(Figure content listings)
______________________________
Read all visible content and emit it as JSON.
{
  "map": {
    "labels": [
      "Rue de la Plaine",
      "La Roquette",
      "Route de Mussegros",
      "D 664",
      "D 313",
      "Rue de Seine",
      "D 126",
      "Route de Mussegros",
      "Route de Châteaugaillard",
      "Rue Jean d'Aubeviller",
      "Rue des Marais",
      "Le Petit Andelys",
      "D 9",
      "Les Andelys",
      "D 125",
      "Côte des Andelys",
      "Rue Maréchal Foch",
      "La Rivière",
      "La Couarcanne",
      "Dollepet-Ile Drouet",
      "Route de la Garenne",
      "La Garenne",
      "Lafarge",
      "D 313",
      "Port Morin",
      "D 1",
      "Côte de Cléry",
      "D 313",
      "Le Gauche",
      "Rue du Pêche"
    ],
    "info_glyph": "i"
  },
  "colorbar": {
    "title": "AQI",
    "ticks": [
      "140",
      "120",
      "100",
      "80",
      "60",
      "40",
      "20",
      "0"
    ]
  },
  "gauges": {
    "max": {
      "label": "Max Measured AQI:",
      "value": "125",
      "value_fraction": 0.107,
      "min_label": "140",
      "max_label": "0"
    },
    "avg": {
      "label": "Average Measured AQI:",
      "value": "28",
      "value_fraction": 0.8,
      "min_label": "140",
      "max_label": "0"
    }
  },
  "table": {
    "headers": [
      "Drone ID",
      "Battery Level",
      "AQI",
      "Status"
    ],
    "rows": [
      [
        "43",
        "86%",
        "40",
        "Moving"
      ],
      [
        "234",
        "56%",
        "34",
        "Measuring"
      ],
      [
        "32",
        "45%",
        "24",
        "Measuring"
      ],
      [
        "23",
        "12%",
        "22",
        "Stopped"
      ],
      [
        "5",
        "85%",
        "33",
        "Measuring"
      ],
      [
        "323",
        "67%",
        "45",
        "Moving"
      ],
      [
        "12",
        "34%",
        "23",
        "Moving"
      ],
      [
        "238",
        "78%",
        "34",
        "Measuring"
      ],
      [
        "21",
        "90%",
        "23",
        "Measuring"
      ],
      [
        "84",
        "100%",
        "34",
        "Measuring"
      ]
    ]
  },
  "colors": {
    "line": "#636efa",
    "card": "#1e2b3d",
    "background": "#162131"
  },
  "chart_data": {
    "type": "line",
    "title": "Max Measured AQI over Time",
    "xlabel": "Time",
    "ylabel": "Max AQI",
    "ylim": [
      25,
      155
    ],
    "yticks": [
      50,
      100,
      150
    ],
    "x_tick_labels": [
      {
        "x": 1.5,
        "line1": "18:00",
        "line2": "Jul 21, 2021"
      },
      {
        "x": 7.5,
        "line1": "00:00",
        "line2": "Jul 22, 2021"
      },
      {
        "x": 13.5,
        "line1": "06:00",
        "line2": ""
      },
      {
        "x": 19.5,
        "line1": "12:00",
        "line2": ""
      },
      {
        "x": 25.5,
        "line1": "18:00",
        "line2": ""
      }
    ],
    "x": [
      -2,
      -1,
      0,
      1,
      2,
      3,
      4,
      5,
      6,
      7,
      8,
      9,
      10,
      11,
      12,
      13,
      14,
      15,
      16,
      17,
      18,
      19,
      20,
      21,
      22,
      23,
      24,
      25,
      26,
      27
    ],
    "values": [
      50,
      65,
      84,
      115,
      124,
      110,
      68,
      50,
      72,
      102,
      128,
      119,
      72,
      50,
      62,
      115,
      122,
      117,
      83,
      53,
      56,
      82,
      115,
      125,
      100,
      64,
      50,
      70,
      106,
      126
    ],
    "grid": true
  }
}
______________________________
(EXERCISE REQUIREMENTS) Scan the lines for the string "Route". Copy out each line that matches.

(ANSWER)
      "Route de Mussegros",
      "Route de Mussegros",
      "Route de Châteaugaillard",
      "Route de la Garenne",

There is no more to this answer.